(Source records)
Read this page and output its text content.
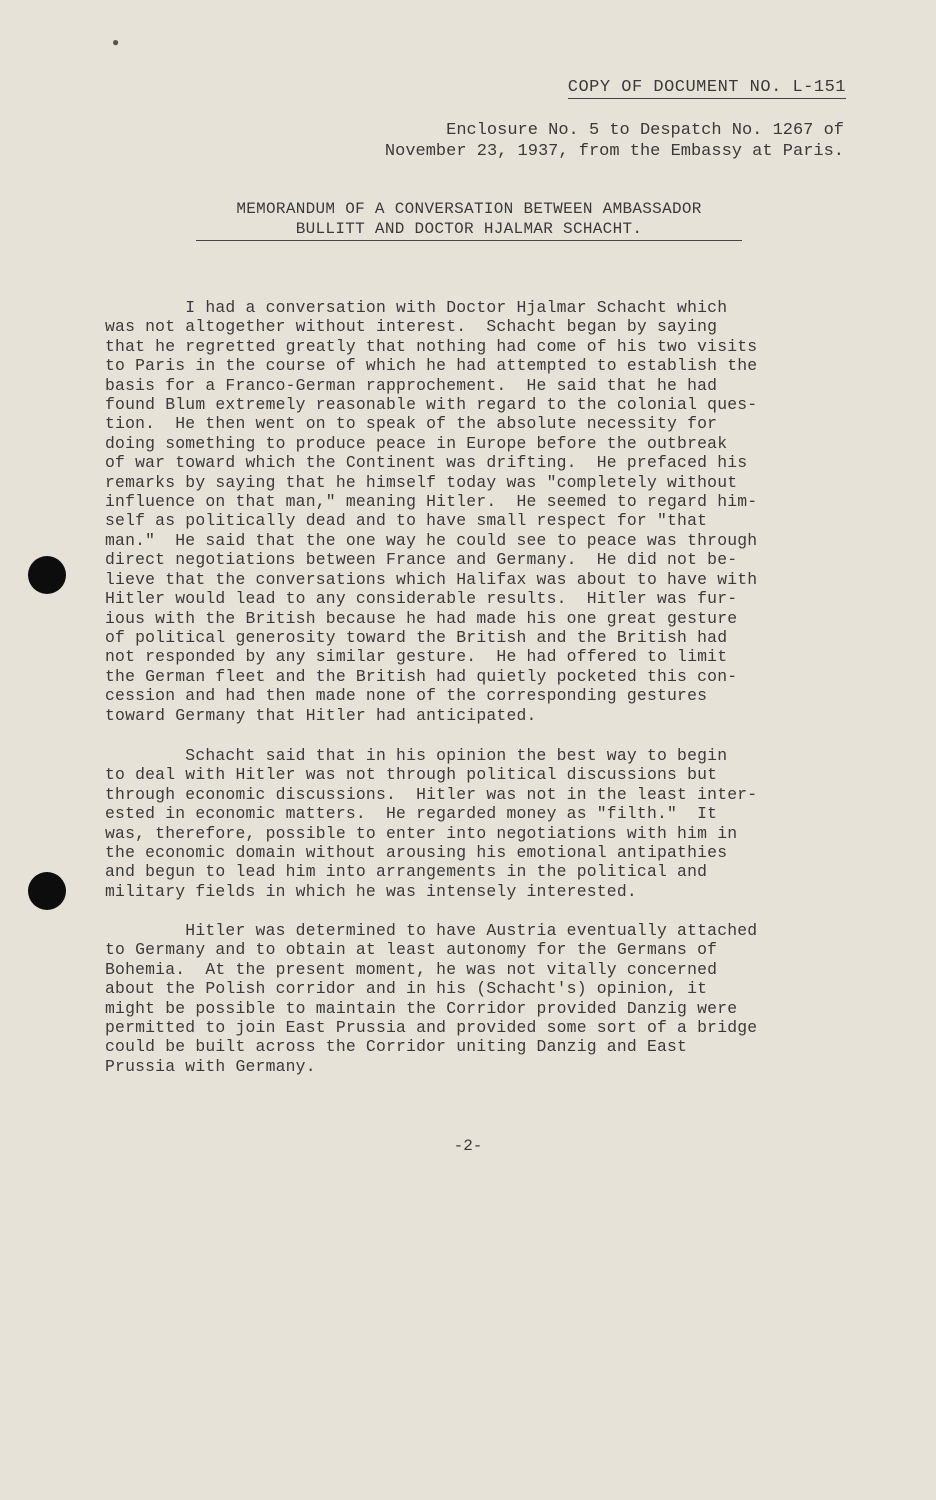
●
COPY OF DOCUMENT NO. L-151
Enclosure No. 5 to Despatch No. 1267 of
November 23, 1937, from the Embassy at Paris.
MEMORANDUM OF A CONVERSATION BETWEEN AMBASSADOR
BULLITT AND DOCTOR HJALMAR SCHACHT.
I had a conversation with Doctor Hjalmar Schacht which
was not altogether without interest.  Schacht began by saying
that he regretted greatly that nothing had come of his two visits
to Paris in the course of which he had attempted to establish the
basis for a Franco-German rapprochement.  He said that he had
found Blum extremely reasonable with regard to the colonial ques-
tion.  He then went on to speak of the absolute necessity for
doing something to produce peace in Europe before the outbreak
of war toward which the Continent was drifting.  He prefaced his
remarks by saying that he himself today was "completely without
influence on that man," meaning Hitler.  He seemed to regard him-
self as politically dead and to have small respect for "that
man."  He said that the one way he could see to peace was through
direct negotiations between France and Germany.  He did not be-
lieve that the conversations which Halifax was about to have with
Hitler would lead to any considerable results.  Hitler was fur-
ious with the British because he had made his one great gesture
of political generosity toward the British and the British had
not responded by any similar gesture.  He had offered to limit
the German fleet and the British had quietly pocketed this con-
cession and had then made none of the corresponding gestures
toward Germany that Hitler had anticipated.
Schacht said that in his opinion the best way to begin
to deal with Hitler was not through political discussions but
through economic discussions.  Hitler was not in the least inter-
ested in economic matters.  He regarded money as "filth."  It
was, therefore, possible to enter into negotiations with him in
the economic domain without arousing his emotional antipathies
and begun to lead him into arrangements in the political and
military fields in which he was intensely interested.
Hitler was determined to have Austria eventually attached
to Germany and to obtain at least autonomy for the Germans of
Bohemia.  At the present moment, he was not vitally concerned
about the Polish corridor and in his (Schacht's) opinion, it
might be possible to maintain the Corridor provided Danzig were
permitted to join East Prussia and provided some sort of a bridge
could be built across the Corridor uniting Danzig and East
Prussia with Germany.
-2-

=== Goal of the exercise ===
Which lines above contain the word "saying"? Copy each of them.

=== The solution ===
was not altogether without interest.  Schacht began by saying
remarks by saying that he himself today was "completely without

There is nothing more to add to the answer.